Dataset records:
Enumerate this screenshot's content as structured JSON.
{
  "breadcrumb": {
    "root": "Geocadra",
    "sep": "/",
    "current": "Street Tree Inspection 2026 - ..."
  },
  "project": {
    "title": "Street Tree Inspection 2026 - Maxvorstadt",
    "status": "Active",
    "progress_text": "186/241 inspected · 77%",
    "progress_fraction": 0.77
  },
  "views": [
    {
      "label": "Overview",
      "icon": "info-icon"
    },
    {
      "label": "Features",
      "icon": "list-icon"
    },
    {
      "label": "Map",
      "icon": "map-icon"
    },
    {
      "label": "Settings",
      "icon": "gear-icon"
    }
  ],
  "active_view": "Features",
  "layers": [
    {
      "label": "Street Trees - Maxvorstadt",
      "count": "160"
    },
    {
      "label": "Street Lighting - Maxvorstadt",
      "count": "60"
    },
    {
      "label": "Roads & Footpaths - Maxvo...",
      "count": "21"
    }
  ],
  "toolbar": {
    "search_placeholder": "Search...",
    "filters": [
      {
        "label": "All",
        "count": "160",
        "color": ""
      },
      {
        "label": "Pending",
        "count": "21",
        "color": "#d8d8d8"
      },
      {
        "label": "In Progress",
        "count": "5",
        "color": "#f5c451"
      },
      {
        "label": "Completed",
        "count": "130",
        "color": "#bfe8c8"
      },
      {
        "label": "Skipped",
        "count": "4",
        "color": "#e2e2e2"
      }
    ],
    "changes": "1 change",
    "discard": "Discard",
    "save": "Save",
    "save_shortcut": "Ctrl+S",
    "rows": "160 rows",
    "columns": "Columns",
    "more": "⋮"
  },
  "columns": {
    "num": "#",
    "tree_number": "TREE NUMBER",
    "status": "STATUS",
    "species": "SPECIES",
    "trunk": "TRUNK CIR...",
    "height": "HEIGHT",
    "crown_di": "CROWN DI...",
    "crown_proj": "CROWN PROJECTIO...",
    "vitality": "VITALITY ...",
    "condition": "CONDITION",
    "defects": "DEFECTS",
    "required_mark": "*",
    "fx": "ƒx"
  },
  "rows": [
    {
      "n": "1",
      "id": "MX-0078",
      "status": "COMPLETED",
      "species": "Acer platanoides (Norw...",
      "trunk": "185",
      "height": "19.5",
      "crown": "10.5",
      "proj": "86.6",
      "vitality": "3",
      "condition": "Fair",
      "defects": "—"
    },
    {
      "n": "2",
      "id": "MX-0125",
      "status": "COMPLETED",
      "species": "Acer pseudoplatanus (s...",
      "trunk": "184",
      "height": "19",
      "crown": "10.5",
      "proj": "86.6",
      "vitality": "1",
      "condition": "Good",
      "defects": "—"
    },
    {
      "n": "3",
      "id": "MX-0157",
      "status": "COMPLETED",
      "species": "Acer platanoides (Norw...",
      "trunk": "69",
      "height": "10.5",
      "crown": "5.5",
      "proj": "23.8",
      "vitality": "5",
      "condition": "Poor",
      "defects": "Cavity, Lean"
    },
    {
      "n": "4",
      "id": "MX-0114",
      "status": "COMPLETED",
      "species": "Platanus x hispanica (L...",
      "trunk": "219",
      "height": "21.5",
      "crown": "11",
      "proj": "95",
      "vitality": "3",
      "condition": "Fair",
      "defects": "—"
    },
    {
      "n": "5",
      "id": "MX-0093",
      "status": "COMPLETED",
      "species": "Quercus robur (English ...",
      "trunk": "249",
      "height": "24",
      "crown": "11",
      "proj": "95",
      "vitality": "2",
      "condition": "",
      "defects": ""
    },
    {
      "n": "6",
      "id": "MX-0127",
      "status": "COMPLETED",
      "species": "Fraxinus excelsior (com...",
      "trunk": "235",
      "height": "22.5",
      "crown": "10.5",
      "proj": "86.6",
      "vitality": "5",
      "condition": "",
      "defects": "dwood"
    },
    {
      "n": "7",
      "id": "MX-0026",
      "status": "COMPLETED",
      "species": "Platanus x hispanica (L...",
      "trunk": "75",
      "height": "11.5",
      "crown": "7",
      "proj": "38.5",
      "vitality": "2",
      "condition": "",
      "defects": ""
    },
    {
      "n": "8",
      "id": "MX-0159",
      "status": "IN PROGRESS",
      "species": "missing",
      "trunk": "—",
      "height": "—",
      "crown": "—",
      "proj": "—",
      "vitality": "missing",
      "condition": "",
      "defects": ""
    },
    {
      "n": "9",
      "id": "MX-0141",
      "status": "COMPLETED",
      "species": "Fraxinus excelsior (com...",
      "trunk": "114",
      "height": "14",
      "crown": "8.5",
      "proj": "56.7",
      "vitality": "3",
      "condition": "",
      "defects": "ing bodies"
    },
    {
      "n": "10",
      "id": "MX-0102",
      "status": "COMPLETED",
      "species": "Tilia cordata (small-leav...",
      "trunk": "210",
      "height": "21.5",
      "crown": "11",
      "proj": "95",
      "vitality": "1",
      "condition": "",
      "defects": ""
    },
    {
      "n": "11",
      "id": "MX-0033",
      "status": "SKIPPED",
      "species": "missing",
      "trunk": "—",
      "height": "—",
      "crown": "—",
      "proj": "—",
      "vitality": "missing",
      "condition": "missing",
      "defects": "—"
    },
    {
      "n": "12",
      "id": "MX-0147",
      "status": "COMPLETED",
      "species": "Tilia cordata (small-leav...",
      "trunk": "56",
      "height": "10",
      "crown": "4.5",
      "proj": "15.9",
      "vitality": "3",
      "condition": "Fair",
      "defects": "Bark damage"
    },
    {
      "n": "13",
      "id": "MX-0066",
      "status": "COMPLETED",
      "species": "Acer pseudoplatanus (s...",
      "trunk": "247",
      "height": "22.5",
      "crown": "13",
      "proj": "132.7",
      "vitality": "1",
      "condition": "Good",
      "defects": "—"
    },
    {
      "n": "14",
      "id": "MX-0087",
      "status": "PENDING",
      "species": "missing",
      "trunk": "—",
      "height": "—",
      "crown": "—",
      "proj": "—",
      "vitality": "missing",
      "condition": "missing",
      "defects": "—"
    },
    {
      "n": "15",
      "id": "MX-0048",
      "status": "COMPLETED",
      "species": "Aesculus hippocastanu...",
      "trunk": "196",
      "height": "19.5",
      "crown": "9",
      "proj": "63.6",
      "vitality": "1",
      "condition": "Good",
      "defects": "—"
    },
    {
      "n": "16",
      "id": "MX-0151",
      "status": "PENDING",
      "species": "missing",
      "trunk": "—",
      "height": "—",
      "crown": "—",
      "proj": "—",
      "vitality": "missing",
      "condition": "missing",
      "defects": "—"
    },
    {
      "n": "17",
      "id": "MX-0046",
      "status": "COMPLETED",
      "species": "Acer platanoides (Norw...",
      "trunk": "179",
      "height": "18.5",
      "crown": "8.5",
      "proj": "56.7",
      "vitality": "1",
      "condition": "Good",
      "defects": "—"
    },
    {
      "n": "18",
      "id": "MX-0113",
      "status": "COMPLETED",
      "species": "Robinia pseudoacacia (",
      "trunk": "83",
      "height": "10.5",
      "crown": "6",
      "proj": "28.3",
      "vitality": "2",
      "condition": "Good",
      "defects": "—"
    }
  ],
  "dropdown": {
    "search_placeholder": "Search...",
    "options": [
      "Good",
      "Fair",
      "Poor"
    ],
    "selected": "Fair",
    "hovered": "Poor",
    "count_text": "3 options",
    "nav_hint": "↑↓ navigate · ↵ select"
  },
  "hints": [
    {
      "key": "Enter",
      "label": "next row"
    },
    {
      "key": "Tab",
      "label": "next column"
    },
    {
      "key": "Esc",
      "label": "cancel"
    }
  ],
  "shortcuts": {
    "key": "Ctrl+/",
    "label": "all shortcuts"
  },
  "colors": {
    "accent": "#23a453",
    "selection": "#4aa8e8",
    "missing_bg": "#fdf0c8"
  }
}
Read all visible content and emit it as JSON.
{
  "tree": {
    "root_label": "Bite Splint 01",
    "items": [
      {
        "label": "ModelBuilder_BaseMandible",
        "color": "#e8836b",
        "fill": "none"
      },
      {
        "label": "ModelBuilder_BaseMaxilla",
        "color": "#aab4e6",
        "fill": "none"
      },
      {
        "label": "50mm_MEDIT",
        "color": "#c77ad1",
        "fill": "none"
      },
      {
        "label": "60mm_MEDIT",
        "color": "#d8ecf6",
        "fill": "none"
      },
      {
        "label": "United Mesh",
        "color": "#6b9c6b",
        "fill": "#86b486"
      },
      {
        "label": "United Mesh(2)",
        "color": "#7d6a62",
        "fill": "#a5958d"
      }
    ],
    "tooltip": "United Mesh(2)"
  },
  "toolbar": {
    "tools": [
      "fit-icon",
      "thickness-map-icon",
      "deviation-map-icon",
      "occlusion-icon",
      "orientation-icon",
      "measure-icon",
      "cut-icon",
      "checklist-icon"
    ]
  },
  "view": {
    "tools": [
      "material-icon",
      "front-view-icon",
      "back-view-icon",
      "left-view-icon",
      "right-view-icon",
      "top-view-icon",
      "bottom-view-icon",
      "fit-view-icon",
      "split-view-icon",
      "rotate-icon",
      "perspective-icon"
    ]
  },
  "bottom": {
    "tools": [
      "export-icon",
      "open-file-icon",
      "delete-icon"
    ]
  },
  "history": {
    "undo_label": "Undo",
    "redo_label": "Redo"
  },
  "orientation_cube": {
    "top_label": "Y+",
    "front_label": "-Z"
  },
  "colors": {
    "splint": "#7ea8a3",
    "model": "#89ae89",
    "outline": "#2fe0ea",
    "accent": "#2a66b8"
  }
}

EXERCISE REQUIREMENTS: Scan the material above for the string "content" and return the lines that hold it.

WRITTEN ANSWER:
Enumerate this screenshot's content as structured JSON.
Read all visible content and emit it as JSON.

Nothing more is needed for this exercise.